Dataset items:
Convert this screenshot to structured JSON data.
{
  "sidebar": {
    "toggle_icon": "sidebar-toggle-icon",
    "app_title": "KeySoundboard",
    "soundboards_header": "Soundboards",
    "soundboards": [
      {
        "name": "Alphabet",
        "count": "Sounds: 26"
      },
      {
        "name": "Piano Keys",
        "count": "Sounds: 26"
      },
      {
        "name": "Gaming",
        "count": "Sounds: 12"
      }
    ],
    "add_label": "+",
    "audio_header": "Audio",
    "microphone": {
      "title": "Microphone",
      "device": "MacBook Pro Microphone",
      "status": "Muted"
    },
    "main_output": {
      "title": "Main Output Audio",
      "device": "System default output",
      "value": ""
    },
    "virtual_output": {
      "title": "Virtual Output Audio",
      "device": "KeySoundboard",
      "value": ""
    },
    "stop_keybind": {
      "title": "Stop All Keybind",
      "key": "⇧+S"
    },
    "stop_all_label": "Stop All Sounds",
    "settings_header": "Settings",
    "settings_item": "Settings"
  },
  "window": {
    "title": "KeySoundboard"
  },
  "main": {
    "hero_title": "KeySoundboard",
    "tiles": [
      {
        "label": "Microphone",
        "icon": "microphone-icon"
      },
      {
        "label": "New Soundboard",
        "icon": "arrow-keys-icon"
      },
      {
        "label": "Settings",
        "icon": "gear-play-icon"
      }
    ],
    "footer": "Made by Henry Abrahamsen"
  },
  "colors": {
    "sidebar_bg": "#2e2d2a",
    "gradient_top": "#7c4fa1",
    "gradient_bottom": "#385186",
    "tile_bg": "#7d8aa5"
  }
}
* * *
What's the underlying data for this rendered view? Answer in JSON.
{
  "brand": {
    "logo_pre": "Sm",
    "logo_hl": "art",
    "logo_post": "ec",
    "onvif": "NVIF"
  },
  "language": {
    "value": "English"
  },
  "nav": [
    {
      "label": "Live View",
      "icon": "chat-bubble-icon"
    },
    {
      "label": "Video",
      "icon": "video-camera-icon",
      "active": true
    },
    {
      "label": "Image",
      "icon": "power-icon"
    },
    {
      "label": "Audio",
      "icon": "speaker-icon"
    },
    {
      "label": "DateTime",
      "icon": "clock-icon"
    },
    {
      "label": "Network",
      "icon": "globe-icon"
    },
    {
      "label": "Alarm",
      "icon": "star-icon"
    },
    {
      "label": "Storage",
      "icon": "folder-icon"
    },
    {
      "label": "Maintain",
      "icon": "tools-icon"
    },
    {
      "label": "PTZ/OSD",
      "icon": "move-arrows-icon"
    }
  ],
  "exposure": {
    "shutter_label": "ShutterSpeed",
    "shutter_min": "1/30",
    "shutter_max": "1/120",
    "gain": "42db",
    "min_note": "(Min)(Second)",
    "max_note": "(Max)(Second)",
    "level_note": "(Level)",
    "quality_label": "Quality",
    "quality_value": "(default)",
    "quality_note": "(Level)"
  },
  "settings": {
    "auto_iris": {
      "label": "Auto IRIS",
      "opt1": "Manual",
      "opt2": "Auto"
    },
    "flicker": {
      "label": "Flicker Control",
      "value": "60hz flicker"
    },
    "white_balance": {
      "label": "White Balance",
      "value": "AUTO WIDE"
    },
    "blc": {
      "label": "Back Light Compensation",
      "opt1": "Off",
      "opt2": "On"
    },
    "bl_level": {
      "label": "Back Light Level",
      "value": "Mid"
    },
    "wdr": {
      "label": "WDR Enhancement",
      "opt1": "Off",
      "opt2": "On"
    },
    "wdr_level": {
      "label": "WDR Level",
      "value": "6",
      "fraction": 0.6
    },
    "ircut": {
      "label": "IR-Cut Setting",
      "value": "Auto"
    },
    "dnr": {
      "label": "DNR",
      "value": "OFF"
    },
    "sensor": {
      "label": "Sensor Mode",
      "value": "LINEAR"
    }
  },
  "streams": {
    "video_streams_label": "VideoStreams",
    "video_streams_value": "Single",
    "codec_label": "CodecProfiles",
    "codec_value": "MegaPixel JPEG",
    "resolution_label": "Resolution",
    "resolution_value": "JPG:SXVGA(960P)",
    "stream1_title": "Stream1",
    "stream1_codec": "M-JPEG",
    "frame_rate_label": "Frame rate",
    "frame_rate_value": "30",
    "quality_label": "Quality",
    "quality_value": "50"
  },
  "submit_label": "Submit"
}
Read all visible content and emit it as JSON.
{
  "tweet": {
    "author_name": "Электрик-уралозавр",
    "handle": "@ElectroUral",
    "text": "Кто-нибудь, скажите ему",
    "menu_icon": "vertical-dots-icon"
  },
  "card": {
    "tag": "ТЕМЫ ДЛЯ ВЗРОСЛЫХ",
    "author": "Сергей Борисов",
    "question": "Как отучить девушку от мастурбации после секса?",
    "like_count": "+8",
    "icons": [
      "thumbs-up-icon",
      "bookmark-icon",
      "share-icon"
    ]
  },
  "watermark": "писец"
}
* * *
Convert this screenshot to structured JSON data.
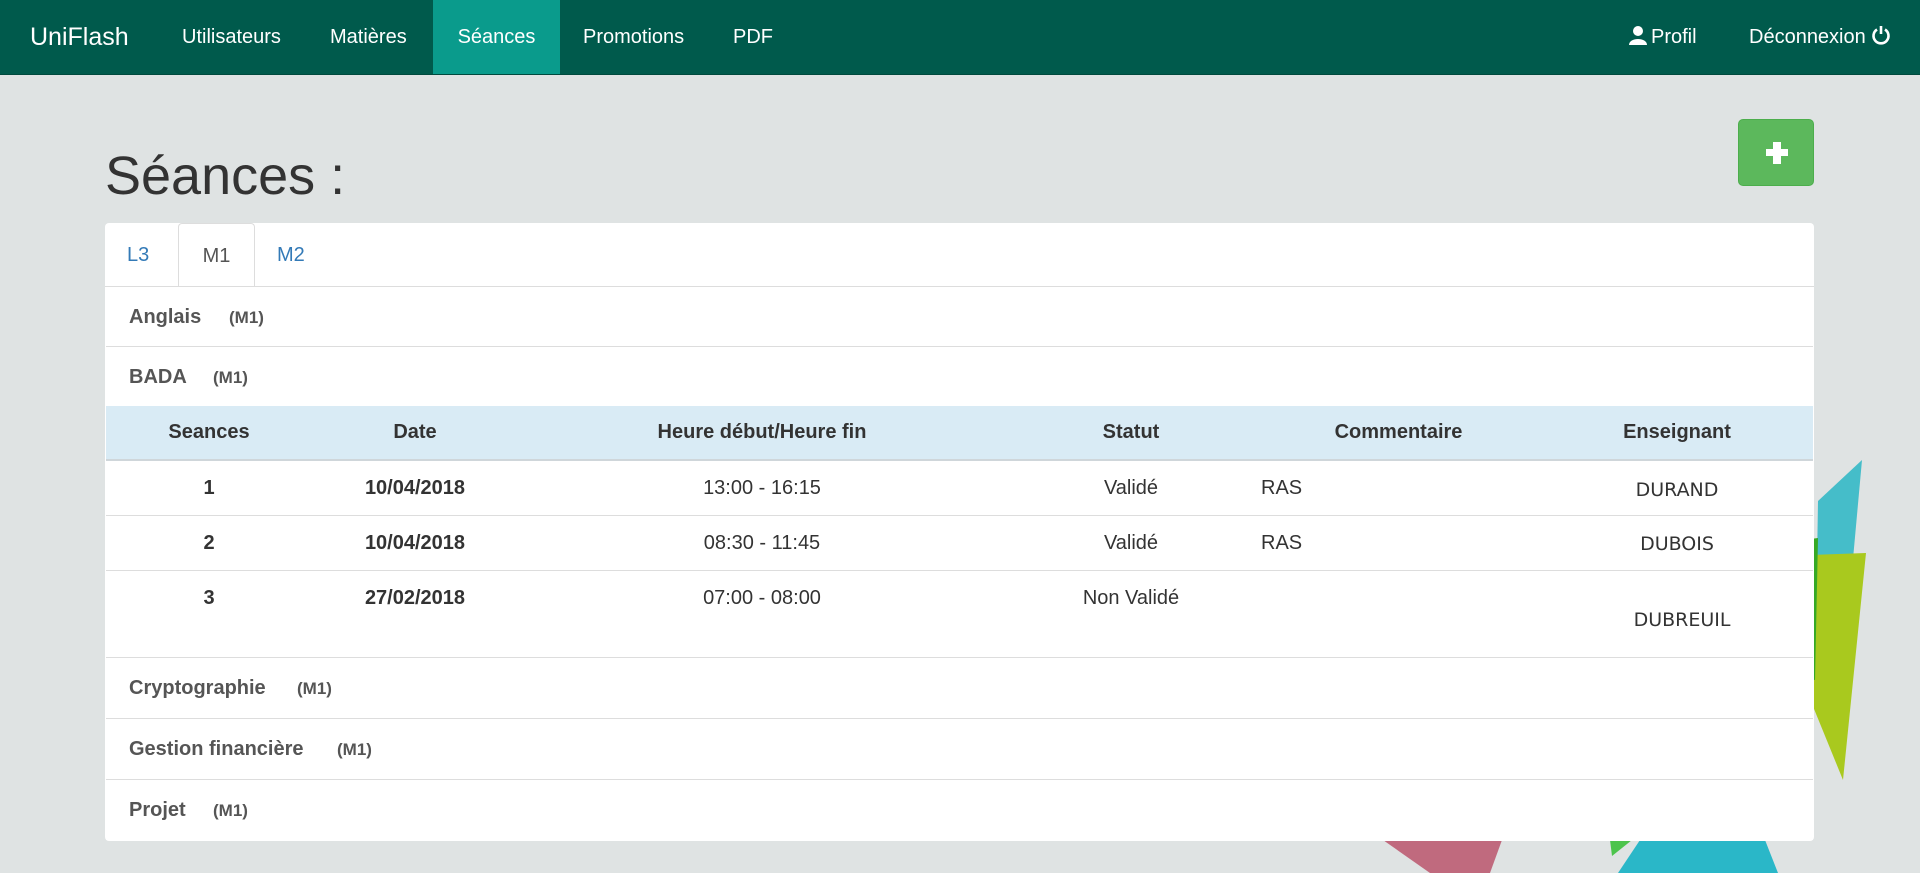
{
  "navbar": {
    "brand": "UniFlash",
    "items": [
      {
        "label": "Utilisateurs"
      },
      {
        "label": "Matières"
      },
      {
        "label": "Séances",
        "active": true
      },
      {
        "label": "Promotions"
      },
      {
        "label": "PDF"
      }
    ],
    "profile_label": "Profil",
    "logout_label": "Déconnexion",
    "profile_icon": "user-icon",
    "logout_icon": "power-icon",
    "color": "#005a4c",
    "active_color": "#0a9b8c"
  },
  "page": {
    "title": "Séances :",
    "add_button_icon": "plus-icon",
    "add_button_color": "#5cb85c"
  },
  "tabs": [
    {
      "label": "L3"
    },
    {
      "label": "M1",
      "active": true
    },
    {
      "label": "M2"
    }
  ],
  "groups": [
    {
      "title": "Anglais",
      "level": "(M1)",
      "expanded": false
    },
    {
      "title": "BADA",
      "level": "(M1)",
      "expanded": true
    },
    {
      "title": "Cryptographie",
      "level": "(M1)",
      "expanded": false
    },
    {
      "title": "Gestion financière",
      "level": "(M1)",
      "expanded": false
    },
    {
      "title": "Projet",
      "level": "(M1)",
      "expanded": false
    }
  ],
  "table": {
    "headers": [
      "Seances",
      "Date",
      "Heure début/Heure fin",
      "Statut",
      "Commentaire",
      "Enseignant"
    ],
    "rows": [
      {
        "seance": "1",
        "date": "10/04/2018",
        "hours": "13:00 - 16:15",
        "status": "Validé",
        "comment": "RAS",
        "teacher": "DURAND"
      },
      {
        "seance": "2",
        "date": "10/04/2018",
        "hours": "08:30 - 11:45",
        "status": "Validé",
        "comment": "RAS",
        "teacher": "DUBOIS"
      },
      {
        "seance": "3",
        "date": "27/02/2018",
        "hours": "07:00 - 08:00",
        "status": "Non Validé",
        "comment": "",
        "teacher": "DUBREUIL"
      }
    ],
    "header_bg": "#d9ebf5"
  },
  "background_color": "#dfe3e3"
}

### Exercise
Go through the entries above and count the lines containing the word "hours"; give only that count.

### Response below
3